__CHALLENGE__: Output the data word for word, dropping every image.
::::::::::
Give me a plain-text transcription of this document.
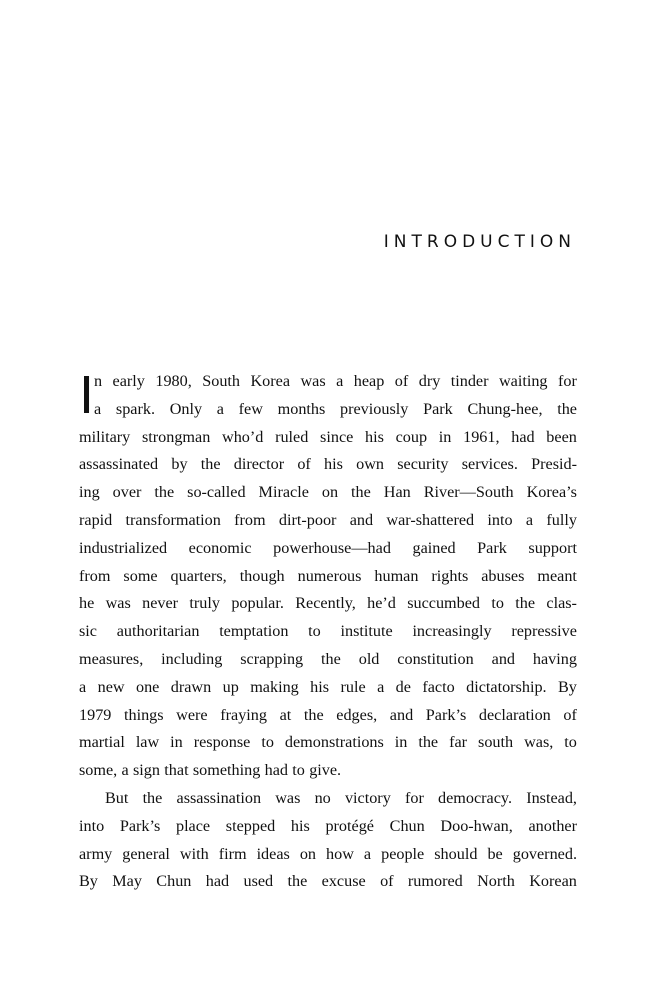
INTRODUCTION
I n early 1980, South Korea was a heap of dry tinder waiting for
a spark. Only a few months previously Park Chung-hee, the
military strongman who’d ruled since his coup in 1961, had been
assassinated by the director of his own security services. Presid-
ing over the so-called Miracle on the Han River—South Korea’s
rapid transformation from dirt-poor and war-shattered into a fully
industrialized economic powerhouse—had gained Park support
from some quarters, though numerous human rights abuses meant
he was never truly popular. Recently, he’d succumbed to the clas-
sic authoritarian temptation to institute increasingly repressive
measures, including scrapping the old constitution and having
a new one drawn up making his rule a de facto dictatorship. By
1979 things were fraying at the edges, and Park’s declaration of
martial law in response to demonstrations in the far south was, to
some, a sign that something had to give.
But the assassination was no victory for democracy. Instead,
into Park’s place stepped his protégé Chun Doo-hwan, another
army general with firm ideas on how a people should be governed.
By May Chun had used the excuse of rumored North Korean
::::::::::
__EXERCISE RESPONSE__:
Give me a plain-text transcription of this document.
INTRODUCTION
I n early 1980, South Korea was a heap of dry tinder waiting for
a spark. Only a few months previously Park Chung-hee, the
military strongman who’d ruled since his coup in 1961, had been
assassinated by the director of his own security services. Presid-
ing over the so-called Miracle on the Han River—South Korea’s
rapid transformation from dirt-poor and war-shattered into a fully
industrialized economic powerhouse—had gained Park support
from some quarters, though numerous human rights abuses meant
he was never truly popular. Recently, he’d succumbed to the clas-
sic authoritarian temptation to institute increasingly repressive
measures, including scrapping the old constitution and having
a new one drawn up making his rule a de facto dictatorship. By
1979 things were fraying at the edges, and Park’s declaration of
martial law in response to demonstrations in the far south was, to
some, a sign that something had to give.
But the assassination was no victory for democracy. Instead,
into Park’s place stepped his protégé Chun Doo-hwan, another
army general with firm ideas on how a people should be governed.
By May Chun had used the excuse of rumored North Korean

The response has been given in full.